**** Available data
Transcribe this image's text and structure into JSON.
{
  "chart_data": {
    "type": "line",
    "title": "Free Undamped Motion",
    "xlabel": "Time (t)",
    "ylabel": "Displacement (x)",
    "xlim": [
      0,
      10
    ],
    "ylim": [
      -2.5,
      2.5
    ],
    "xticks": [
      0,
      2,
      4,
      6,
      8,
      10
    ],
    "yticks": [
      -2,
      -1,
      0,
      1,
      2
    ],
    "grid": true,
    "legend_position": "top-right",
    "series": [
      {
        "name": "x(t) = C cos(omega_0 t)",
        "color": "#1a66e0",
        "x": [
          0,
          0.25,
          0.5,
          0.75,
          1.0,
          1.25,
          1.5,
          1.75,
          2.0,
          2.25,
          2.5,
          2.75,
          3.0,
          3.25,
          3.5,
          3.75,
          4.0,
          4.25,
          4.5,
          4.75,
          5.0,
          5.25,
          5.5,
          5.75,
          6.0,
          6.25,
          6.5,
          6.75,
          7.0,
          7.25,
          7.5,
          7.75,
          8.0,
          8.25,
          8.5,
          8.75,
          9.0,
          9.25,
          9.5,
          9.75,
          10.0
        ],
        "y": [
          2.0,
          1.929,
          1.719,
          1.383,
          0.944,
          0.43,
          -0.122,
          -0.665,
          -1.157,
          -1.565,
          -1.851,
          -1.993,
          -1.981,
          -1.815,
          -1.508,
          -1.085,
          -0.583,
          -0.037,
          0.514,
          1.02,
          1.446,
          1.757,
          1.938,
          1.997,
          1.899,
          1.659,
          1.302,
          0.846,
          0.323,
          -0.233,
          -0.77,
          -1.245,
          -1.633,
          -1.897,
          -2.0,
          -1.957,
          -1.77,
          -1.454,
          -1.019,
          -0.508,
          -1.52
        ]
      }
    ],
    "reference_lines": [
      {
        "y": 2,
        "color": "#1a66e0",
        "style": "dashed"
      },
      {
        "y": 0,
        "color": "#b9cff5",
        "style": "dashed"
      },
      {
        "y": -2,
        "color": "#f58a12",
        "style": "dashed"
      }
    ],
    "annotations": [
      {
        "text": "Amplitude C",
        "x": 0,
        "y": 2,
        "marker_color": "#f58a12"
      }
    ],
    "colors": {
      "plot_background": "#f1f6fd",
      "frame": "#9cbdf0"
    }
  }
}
********
**** Available data
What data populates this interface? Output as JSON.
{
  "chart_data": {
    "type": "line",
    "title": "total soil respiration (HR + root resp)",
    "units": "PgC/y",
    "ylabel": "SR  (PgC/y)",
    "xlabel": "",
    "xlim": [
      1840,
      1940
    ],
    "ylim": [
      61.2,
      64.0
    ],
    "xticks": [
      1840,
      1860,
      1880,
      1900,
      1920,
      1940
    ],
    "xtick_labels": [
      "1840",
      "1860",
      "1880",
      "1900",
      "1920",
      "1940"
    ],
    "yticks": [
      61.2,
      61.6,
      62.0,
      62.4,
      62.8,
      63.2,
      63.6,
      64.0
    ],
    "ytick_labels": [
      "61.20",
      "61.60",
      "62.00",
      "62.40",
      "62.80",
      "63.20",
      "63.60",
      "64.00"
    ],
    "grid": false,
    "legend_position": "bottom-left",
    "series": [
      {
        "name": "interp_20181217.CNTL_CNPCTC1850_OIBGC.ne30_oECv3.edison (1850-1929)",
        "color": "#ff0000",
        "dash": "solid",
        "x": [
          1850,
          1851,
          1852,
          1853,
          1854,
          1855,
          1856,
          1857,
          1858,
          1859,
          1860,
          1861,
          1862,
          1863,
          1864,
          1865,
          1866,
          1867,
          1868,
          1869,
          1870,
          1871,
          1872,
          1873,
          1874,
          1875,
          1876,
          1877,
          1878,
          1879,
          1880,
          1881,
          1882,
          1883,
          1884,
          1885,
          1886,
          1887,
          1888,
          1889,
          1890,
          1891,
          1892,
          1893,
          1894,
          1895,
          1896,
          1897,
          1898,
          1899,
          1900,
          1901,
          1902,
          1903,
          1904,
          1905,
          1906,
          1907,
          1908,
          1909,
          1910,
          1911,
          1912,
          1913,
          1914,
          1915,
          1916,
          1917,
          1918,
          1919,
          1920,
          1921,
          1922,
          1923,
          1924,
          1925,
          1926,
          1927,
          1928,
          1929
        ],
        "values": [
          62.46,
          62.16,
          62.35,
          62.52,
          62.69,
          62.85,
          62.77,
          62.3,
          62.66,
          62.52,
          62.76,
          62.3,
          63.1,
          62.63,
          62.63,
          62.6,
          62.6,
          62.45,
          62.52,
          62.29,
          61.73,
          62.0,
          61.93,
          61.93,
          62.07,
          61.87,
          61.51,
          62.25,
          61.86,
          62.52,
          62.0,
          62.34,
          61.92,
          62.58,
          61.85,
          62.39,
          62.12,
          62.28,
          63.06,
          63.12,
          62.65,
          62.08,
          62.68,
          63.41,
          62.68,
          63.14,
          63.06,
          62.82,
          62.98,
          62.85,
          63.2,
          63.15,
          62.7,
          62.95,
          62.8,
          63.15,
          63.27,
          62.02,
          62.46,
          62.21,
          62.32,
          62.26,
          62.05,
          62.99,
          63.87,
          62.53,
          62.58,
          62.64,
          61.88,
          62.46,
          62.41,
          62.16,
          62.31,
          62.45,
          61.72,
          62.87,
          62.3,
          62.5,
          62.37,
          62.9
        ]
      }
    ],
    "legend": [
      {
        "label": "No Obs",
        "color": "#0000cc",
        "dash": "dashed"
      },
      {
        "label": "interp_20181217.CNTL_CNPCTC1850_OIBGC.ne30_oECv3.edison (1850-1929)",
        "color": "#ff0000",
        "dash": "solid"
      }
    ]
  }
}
********
**** Available data
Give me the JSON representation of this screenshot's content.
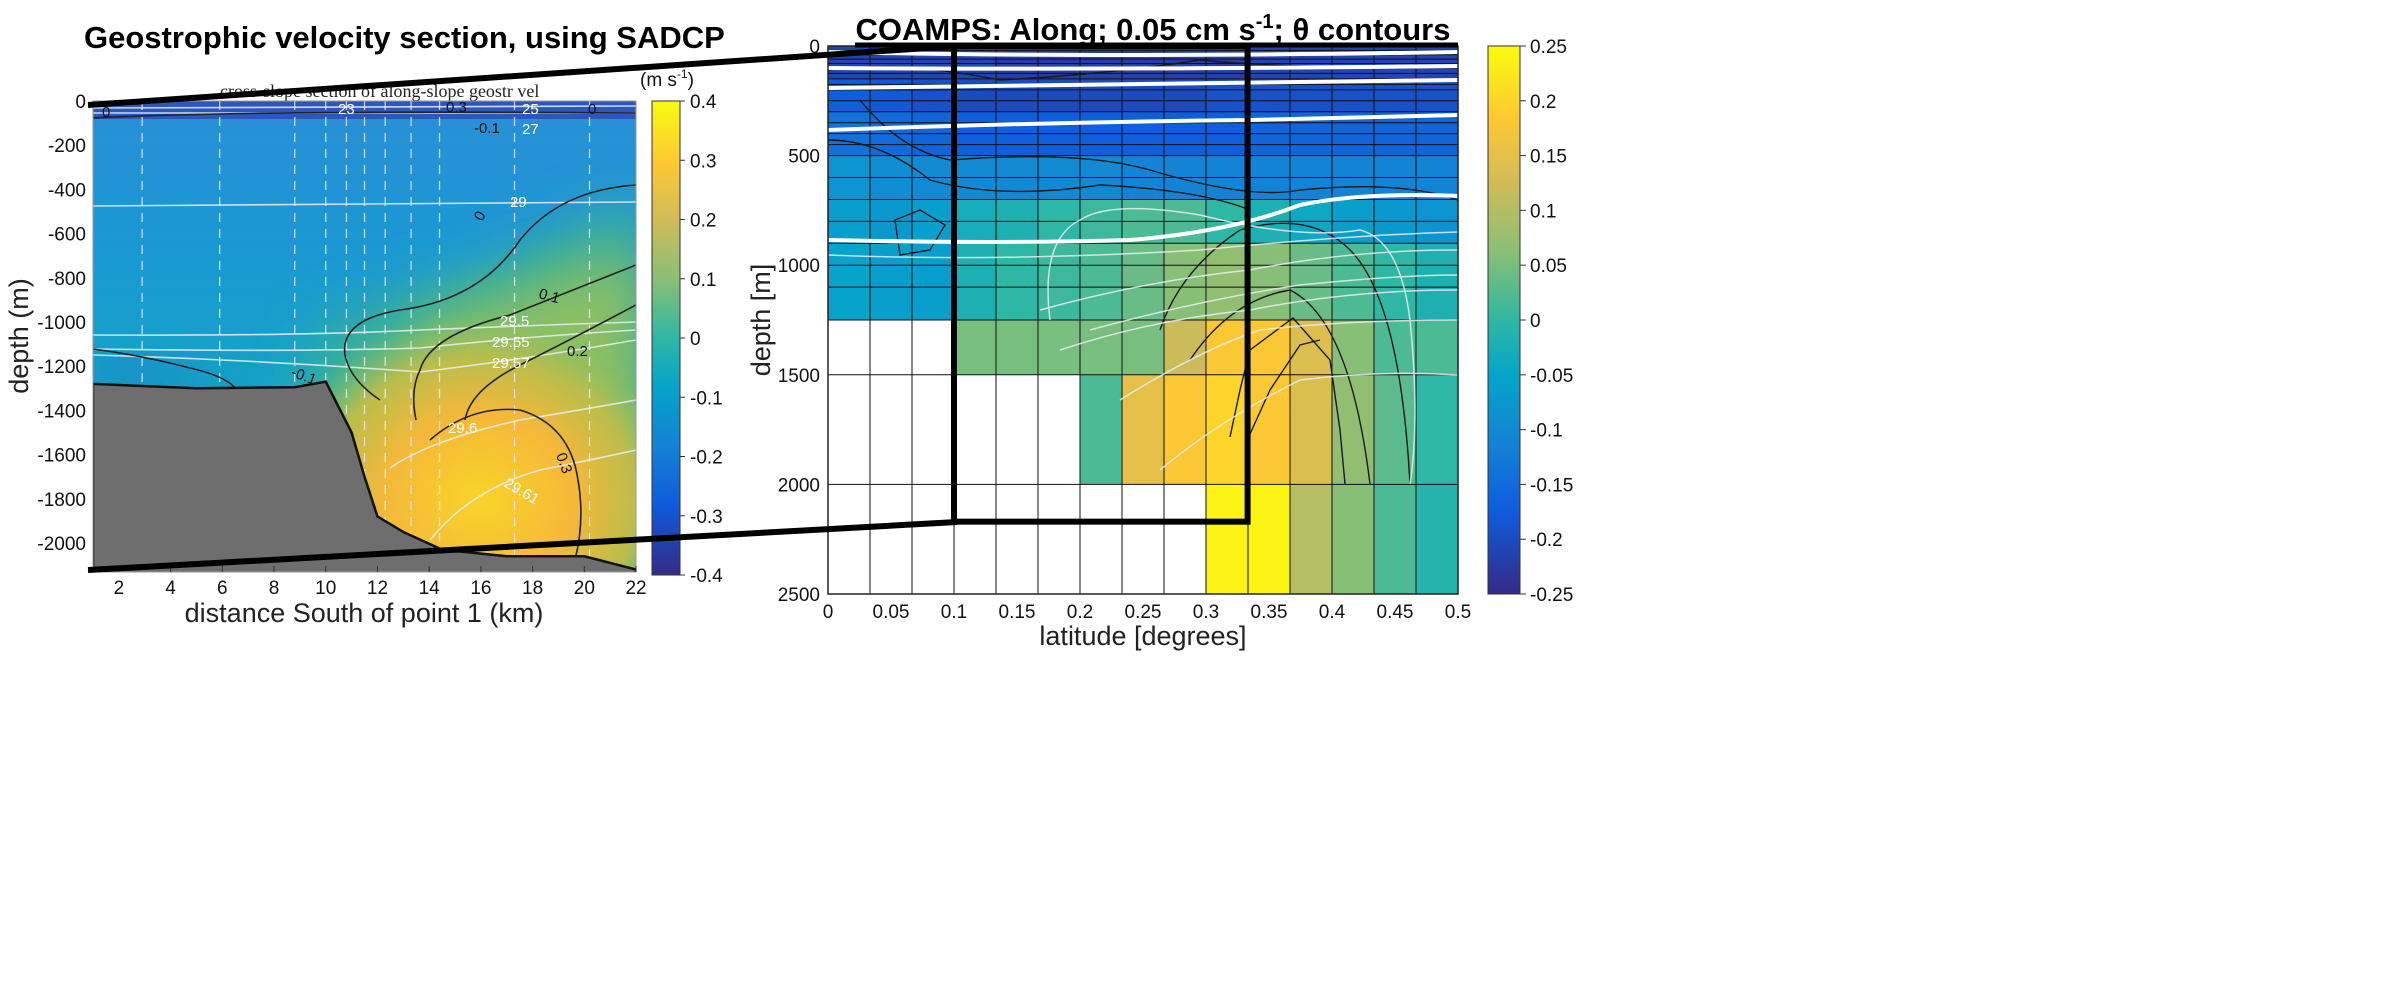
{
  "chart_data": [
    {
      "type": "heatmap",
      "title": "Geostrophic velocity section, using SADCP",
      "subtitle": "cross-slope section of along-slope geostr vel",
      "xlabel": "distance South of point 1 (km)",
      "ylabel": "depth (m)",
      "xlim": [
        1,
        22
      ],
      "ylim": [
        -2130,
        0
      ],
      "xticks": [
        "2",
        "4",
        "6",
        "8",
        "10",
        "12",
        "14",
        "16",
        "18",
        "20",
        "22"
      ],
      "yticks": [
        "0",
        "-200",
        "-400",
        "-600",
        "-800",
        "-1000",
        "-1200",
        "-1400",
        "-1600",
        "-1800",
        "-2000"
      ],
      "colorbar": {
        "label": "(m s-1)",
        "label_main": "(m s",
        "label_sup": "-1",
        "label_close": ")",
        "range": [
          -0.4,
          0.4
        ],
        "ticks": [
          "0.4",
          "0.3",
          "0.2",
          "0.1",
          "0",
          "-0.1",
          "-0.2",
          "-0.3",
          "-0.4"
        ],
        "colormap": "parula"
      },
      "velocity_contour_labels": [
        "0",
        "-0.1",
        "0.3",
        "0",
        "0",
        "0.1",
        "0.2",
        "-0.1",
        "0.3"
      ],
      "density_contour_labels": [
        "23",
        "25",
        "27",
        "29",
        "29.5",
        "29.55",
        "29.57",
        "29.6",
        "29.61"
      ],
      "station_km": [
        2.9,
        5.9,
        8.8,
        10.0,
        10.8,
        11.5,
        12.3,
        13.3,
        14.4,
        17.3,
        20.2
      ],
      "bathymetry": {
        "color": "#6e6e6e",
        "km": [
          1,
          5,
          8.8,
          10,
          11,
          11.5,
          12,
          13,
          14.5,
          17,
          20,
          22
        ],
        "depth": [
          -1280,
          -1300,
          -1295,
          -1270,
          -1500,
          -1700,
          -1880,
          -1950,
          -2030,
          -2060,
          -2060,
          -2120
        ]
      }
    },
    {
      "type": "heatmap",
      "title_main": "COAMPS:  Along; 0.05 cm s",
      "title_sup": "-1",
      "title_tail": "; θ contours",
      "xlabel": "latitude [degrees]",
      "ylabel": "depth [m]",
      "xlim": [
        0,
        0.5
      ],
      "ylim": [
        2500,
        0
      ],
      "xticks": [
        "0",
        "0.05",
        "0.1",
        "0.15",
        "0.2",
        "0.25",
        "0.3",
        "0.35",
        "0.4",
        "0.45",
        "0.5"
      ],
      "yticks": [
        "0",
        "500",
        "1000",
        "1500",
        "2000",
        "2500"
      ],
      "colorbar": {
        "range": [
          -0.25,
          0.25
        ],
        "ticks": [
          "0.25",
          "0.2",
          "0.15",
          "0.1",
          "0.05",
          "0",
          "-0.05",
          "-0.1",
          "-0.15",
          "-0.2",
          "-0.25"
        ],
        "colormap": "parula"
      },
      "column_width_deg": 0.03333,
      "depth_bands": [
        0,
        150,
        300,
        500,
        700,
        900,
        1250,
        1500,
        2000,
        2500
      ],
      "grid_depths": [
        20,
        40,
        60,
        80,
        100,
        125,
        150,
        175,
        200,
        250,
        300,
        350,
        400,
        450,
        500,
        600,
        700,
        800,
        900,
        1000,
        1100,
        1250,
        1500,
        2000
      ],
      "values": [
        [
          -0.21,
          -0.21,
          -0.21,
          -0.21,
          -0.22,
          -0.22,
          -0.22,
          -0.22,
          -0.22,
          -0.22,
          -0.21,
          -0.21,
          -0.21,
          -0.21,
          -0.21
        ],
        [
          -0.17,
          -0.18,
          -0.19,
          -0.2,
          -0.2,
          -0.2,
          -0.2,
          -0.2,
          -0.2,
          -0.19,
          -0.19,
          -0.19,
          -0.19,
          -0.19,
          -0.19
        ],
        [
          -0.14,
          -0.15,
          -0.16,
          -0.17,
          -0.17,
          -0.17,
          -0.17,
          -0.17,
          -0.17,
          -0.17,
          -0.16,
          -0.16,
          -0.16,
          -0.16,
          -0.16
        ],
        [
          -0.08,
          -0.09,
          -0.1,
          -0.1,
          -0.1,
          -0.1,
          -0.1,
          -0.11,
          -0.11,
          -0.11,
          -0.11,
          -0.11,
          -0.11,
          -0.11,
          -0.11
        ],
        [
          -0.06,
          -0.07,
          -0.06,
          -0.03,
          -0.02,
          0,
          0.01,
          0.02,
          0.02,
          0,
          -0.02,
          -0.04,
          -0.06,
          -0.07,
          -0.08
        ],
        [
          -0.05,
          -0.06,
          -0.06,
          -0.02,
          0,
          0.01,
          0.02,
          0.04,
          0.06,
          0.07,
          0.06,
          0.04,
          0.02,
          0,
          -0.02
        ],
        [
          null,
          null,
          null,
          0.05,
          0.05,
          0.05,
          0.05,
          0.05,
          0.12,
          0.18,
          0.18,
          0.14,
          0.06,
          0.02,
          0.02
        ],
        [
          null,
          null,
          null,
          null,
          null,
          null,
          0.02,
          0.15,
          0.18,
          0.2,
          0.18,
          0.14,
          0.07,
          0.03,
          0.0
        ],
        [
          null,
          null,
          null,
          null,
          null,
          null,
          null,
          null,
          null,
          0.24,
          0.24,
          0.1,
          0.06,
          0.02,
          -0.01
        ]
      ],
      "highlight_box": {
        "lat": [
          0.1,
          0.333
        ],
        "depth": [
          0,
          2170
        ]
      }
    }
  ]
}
********
State how many lines of the data include the word "xlabel", with nothing else.

■ Exercise response ■
4